What is needed ▸ Leave the pictures out and transcribe every record exactly.

Input material start

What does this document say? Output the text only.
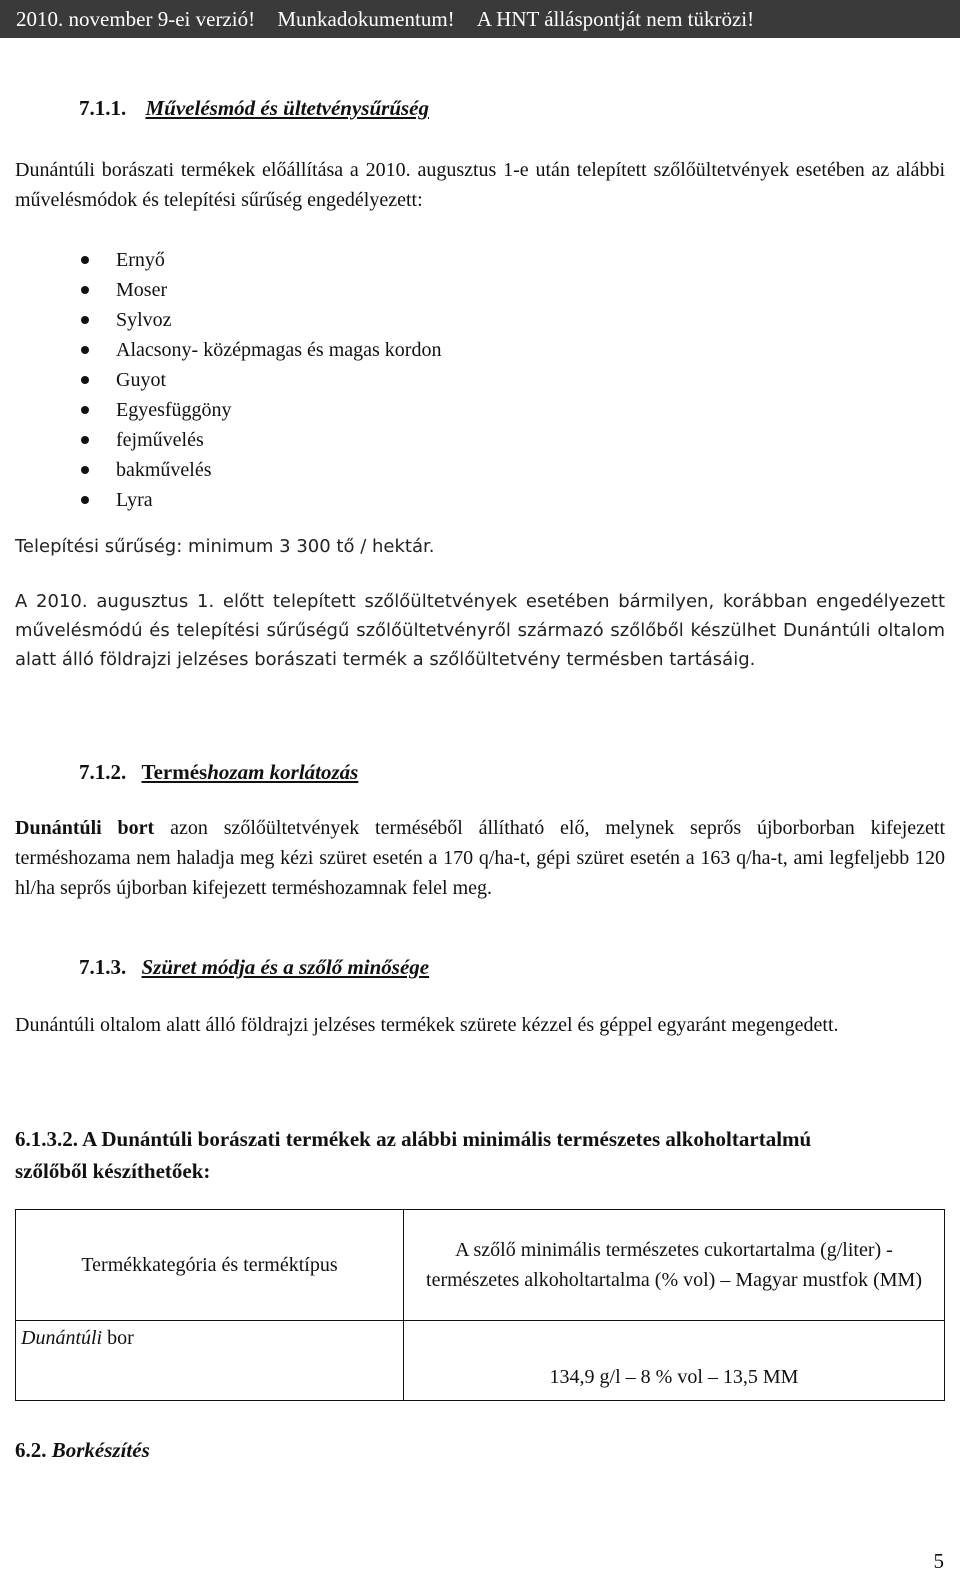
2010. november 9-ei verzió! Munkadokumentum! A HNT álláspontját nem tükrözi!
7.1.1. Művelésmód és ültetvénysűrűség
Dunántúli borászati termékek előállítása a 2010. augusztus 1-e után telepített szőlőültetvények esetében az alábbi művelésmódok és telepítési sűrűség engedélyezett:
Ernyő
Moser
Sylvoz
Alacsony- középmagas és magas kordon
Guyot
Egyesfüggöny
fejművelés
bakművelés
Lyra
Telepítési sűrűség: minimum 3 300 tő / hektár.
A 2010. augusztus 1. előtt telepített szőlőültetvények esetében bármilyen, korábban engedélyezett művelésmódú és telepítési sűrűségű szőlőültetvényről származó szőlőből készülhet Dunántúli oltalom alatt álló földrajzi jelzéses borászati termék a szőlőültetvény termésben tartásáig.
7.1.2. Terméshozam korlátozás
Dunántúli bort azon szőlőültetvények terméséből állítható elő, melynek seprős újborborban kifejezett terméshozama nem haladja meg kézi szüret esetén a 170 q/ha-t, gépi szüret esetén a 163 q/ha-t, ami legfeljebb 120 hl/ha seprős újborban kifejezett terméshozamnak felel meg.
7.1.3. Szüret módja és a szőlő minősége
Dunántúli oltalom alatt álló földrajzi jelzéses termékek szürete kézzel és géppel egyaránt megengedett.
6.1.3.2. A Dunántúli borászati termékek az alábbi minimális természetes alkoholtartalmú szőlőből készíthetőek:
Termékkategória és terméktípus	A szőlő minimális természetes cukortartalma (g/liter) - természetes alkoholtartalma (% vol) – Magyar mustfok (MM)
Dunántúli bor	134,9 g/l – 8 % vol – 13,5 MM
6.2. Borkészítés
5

Input material end

Written answer ▸
What does this document say? Output the text only.
2010. november 9-ei verzió! Munkadokumentum! A HNT álláspontját nem tükrözi!
7.1.1. Művelésmód és ültetvénysűrűség
Dunántúli borászati termékek előállítása a 2010. augusztus 1-e után telepített szőlőültetvények esetében az alábbi művelésmódok és telepítési sűrűség engedélyezett:
Ernyő
Moser
Sylvoz
Alacsony- középmagas és magas kordon
Guyot
Egyesfüggöny
fejművelés
bakművelés
Lyra
Telepítési sűrűség: minimum 3 300 tő / hektár.
A 2010. augusztus 1. előtt telepített szőlőültetvények esetében bármilyen, korábban engedélyezett művelésmódú és telepítési sűrűségű szőlőültetvényről származó szőlőből készülhet Dunántúli oltalom alatt álló földrajzi jelzéses borászati termék a szőlőültetvény termésben tartásáig.
7.1.2. Terméshozam korlátozás
Dunántúli bort azon szőlőültetvények terméséből állítható elő, melynek seprős újborborban kifejezett terméshozama nem haladja meg kézi szüret esetén a 170 q/ha-t, gépi szüret esetén a 163 q/ha-t, ami legfeljebb 120 hl/ha seprős újborban kifejezett terméshozamnak felel meg.
7.1.3. Szüret módja és a szőlő minősége
Dunántúli oltalom alatt álló földrajzi jelzéses termékek szürete kézzel és géppel egyaránt megengedett.
6.1.3.2. A Dunántúli borászati termékek az alábbi minimális természetes alkoholtartalmú szőlőből készíthetőek:
Termékkategória és terméktípus	A szőlő minimális természetes cukortartalma (g/liter) - természetes alkoholtartalma (% vol) – Magyar mustfok (MM)
Dunántúli bor	134,9 g/l – 8 % vol – 13,5 MM
6.2. Borkészítés
5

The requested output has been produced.